### The request
Reproduce verbatim every line from the line with "selection-cell[interactable]: All bbox=[159, 415, 310, 435]" to the line with "criteria-cell[interactable] bbox=[77, 700, 160, 720]", including both of those lines.

Data listing
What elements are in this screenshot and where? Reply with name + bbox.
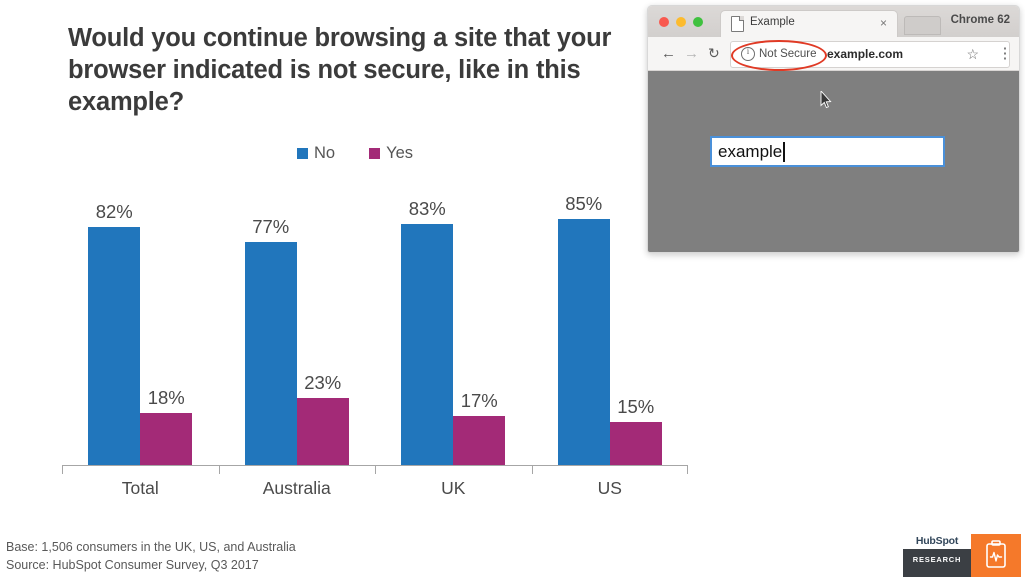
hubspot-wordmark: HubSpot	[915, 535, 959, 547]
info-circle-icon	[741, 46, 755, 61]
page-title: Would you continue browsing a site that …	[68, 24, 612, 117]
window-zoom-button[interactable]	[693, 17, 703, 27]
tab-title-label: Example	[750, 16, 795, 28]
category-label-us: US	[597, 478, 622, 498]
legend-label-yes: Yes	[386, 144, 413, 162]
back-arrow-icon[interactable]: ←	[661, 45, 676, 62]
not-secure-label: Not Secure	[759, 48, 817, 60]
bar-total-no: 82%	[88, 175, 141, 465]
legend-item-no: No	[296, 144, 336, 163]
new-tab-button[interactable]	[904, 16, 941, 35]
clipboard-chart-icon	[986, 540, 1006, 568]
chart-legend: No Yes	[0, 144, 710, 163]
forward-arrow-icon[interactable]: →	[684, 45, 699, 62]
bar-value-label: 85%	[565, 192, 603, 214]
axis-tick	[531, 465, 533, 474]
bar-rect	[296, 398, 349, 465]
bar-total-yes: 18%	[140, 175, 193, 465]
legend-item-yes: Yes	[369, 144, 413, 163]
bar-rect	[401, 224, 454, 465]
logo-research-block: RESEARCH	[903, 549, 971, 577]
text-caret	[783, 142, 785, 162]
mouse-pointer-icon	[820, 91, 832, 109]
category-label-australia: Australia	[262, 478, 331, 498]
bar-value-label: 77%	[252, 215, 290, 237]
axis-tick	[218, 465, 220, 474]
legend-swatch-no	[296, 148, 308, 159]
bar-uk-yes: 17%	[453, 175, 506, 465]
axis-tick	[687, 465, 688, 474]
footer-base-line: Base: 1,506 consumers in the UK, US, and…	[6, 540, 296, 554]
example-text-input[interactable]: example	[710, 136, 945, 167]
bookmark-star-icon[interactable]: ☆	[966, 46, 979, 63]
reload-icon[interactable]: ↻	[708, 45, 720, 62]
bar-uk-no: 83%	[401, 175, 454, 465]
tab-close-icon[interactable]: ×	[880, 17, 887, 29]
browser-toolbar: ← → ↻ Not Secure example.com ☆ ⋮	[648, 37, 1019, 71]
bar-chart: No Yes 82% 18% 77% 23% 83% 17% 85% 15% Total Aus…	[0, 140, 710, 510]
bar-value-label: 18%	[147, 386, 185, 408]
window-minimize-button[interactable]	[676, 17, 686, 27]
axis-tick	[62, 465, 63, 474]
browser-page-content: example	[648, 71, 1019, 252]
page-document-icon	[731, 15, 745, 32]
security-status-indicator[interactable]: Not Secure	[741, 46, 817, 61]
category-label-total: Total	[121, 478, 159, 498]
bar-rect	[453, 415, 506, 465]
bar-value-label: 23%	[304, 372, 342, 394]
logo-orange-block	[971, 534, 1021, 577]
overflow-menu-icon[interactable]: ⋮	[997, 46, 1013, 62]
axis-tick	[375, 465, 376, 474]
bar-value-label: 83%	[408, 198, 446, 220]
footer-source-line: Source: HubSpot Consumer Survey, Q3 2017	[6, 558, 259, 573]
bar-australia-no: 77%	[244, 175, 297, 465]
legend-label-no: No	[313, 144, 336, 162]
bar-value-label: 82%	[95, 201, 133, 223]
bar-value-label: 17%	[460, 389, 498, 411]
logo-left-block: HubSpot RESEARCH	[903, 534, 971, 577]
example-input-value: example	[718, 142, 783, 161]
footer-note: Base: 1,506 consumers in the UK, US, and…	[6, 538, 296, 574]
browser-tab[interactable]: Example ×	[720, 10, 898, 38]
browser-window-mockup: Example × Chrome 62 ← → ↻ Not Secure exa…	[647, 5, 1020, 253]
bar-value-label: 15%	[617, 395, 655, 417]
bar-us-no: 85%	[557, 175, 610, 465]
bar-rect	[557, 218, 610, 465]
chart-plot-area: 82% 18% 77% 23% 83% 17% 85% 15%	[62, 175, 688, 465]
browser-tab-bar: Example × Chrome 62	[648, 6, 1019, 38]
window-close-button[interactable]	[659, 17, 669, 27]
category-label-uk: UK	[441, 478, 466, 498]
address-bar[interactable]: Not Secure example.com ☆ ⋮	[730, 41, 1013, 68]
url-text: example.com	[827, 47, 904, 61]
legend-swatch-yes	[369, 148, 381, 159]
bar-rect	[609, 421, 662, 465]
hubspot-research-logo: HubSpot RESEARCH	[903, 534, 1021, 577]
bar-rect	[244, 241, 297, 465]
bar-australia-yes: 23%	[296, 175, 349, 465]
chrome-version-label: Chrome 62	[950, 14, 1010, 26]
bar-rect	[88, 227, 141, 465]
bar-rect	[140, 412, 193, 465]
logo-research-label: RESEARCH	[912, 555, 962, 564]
--
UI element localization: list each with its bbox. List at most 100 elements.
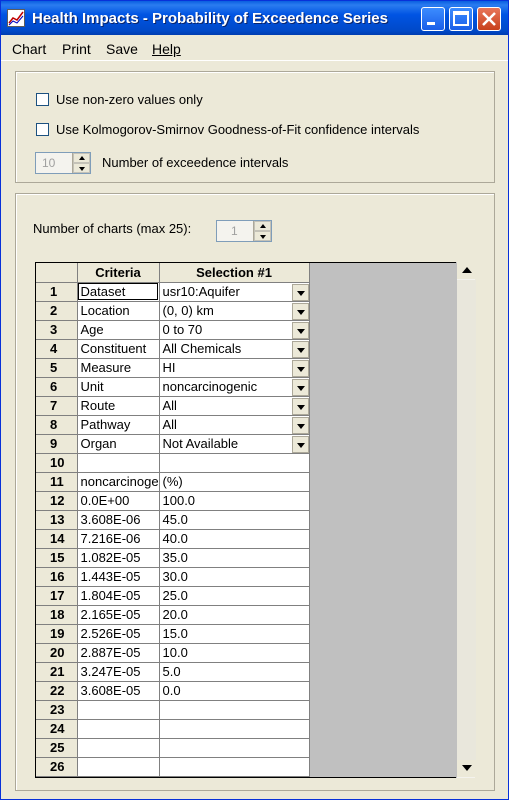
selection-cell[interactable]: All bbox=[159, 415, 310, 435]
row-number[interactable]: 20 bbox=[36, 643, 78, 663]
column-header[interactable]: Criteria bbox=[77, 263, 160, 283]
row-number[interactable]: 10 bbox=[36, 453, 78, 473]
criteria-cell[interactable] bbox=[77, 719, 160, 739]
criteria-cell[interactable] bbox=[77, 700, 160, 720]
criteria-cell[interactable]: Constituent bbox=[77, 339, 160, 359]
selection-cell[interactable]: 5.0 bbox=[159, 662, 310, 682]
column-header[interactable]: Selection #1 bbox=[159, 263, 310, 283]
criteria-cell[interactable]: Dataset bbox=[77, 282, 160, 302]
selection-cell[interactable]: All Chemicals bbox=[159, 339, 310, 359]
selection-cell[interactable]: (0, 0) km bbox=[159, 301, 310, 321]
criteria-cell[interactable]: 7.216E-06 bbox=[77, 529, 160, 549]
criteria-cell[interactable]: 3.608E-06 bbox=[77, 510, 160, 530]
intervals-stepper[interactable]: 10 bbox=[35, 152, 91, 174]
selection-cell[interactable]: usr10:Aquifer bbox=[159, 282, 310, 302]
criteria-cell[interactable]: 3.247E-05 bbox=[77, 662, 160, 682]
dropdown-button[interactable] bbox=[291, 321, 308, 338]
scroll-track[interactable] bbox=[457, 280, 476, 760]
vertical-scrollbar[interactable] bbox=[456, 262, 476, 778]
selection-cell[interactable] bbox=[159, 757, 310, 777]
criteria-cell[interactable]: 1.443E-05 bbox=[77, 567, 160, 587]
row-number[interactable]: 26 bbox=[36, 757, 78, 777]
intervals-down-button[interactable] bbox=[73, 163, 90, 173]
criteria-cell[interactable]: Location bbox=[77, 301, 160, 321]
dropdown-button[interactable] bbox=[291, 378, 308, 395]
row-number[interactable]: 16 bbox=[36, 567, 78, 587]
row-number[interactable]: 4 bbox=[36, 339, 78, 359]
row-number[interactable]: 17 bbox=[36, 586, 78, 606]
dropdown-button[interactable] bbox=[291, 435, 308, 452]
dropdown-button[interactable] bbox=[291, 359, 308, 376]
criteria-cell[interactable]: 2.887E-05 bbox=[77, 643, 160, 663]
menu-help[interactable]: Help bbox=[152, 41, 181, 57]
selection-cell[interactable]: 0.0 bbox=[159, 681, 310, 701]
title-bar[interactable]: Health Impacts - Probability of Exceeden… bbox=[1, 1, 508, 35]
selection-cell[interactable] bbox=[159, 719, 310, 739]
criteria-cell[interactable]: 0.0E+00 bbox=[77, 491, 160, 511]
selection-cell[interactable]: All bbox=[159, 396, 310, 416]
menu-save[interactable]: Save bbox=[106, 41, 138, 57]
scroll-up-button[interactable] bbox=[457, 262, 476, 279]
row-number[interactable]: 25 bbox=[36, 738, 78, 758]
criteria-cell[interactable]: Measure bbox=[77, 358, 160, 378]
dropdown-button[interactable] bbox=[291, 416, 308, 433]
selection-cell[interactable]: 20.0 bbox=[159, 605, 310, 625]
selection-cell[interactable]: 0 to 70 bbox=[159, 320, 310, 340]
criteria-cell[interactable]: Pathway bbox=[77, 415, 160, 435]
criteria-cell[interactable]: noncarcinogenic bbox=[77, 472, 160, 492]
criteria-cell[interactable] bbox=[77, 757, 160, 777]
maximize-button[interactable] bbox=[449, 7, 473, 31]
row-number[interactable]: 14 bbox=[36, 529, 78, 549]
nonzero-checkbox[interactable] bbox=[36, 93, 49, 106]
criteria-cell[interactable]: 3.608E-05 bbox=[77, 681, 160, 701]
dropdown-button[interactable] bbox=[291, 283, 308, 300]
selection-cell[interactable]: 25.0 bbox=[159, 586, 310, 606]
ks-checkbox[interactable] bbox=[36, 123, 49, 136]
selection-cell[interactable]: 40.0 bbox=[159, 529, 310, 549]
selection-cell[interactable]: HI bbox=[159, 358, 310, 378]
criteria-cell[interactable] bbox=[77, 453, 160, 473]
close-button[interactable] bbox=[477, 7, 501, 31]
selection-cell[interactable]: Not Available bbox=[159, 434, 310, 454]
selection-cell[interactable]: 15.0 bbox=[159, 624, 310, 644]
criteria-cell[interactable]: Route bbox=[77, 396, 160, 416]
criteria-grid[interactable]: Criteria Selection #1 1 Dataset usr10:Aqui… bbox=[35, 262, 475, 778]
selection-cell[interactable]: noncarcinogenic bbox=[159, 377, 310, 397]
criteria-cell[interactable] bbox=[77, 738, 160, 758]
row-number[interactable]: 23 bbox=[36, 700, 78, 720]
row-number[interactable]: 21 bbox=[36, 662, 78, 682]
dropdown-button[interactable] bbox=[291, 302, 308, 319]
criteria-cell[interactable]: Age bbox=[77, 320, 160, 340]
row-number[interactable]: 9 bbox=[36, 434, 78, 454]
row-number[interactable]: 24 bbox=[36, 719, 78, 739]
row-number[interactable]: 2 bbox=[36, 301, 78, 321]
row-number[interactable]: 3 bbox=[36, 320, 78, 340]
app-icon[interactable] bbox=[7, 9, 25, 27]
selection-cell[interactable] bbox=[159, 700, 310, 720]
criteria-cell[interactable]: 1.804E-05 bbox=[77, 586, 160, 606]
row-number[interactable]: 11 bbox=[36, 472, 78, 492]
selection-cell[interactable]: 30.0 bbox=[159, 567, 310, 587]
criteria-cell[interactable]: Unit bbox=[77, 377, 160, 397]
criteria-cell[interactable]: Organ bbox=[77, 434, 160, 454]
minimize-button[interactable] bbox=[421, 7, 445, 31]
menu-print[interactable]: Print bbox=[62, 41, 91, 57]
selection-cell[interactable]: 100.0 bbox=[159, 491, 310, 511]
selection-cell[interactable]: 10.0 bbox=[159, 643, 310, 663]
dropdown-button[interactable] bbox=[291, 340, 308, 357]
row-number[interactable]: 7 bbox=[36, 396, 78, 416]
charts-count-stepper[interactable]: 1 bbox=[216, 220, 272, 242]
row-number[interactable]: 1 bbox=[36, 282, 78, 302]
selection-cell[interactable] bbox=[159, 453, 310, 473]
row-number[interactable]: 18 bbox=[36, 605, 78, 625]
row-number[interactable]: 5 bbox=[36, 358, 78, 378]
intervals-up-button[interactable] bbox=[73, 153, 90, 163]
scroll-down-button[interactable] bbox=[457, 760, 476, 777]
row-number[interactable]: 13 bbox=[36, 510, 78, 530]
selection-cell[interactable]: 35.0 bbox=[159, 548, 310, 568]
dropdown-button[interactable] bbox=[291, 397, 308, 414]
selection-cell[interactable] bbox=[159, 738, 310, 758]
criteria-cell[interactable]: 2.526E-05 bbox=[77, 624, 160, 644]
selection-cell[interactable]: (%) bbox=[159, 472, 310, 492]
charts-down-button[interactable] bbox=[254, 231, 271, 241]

### Result of the exercise
selection-cell[interactable]: All bbox=[159, 415, 310, 435]
row-number[interactable]: 20 bbox=[36, 643, 78, 663]
column-header[interactable]: Criteria bbox=[77, 263, 160, 283]
row-number[interactable]: 10 bbox=[36, 453, 78, 473]
criteria-cell[interactable] bbox=[77, 719, 160, 739]
criteria-cell[interactable] bbox=[77, 700, 160, 720]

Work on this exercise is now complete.